::: Dataset records
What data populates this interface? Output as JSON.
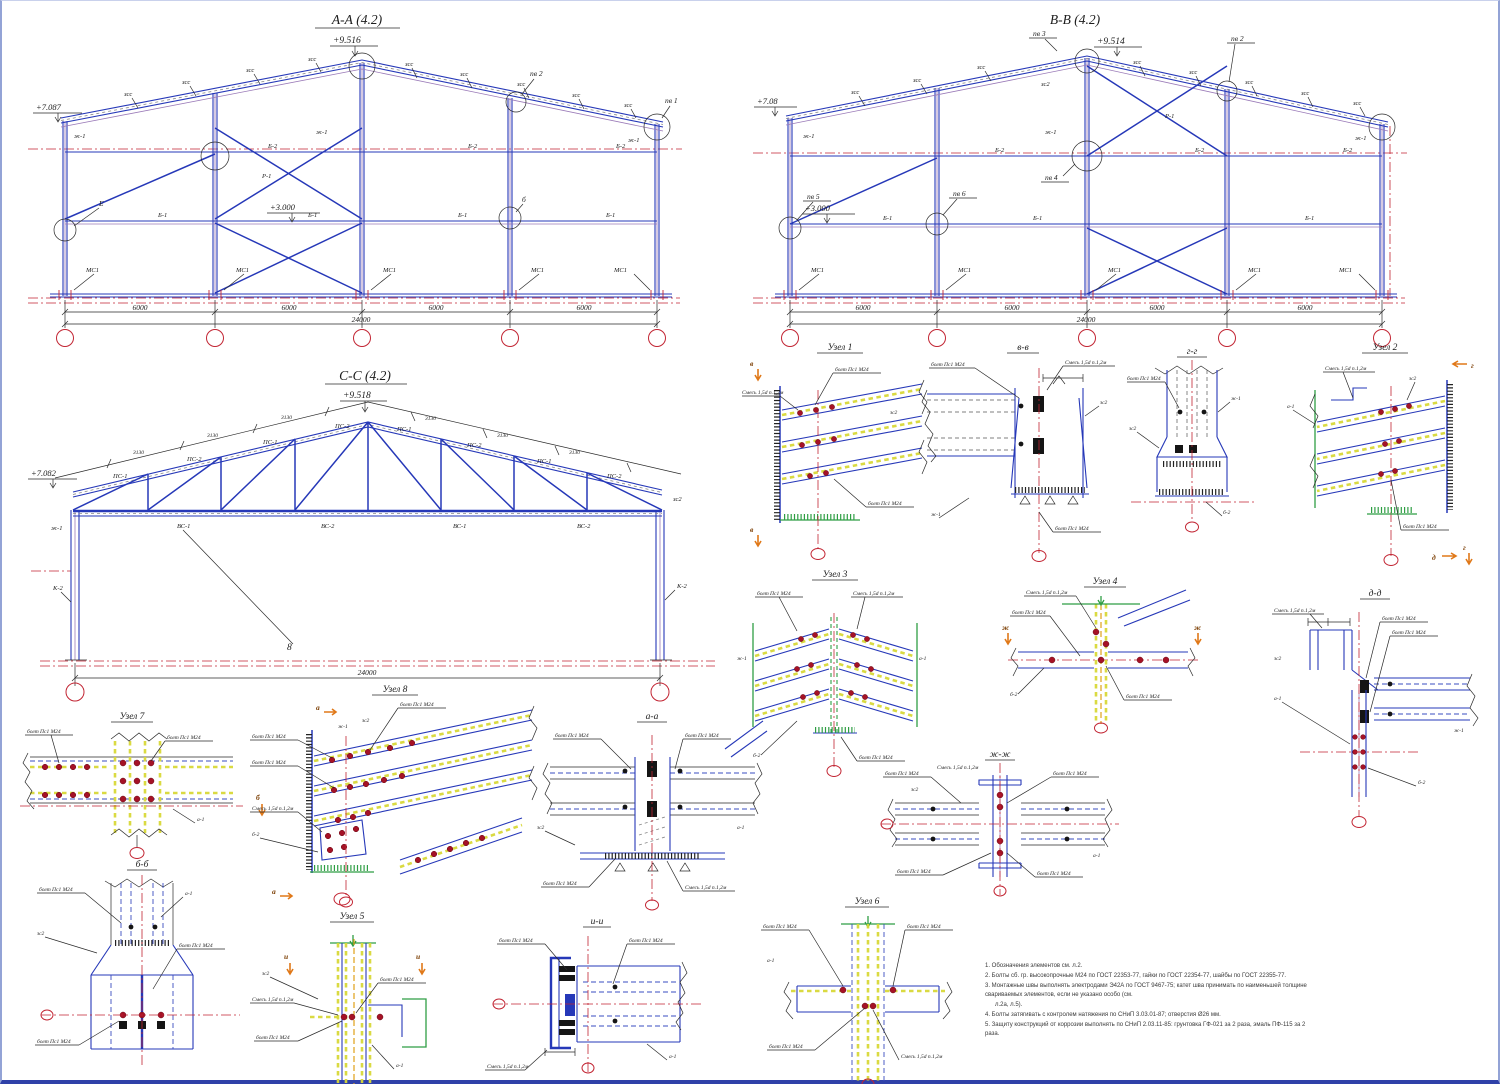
{
  "s": {
    "aa": {
      "t": "А-А (4.2)",
      "r": "+9.516",
      "e": "+7.087",
      "l": "+3.000",
      "pv1": "пв 1",
      "pv2": "пв 2",
      "d": "6000",
      "tot": "24000"
    },
    "bb": {
      "t": "В-В (4.2)",
      "r": "+9.514",
      "e": "+7.08",
      "l": "+3.000",
      "pv2": "пв 2",
      "pv3": "пв 3",
      "pv4": "пв 4",
      "pv5": "пв 5",
      "pv6": "пв 6",
      "d": "6000",
      "tot": "24000"
    },
    "cc": {
      "t": "С-С (4.2)",
      "r": "+9.518",
      "e": "+7.082",
      "m8": "8",
      "tot": "24000",
      "dim": "3130"
    }
  },
  "lab": {
    "roof": "зсс",
    "beam": "Б-2",
    "beam2": "Б-1",
    "brace": "Р-1",
    "base": "МС1",
    "pc": "ПС-1",
    "pc2": "ПС-2",
    "vc": "ВС-1",
    "vc2": "ВС-2",
    "col": "К-2",
    "e": "Е",
    "g": "б"
  },
  "c": {
    "b": "болт Пс1 М24",
    "w": "Смесь 1,5d п.1,2м",
    "s1": "зс2",
    "s2": "ж-1",
    "s3": "а-1",
    "s4": "б-2"
  },
  "det": {
    "u1": "Узел 1",
    "u2": "Узел 2",
    "u3": "Узел 3",
    "u4": "Узел 4",
    "u5": "Узел 5",
    "u6": "Узел 6",
    "u7": "Узел 7",
    "u8": "Узел 8",
    "aa": "а-а",
    "bb": "б-б",
    "vv": "в-в",
    "gg": "г-г",
    "dd": "д-д",
    "zh": "ж-ж",
    "ii": "и-и"
  },
  "mark": {
    "a": "а",
    "b": "б",
    "v": "в",
    "g": "г",
    "d": "д",
    "zh": "ж",
    "i": "и",
    "e": "е"
  },
  "notes": {
    "l1": "1. Обозначения элементов см. л.2.",
    "l2": "2. Болты сб. гр. высокопрочные М24 по ГОСТ 22353-77, гайки по ГОСТ 22354-77, шайбы по ГОСТ 22355-77.",
    "l3": "3. Монтажные швы выполнять электродами Э42А по ГОСТ 9467-75; катет шва принимать по наименьшей толщине свариваемых элементов, если не указано особо (см.",
    "l4": "л.2а, л.5).",
    "l5": "4. Болты затягивать с контролем натяжения по СНиП 3.03.01-87; отверстия Ø26 мм.",
    "l6": "5. Защиту конструкций от коррозии выполнять по СНиП 2.03.11-85: грунтовка ГФ-021 за 2 раза, эмаль ПФ-115 за 2 раза."
  }
}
::::::
Identify each line containing the string "элементов" and copy it out.

    "l1": "1. Обозначения элементов см. л.2.",
    "l3": "3. Монтажные швы выполнять электродами Э42А по ГОСТ 9467-75; катет шва принимать по наименьшей толщине свариваемых элементов, если не указано особо (см.",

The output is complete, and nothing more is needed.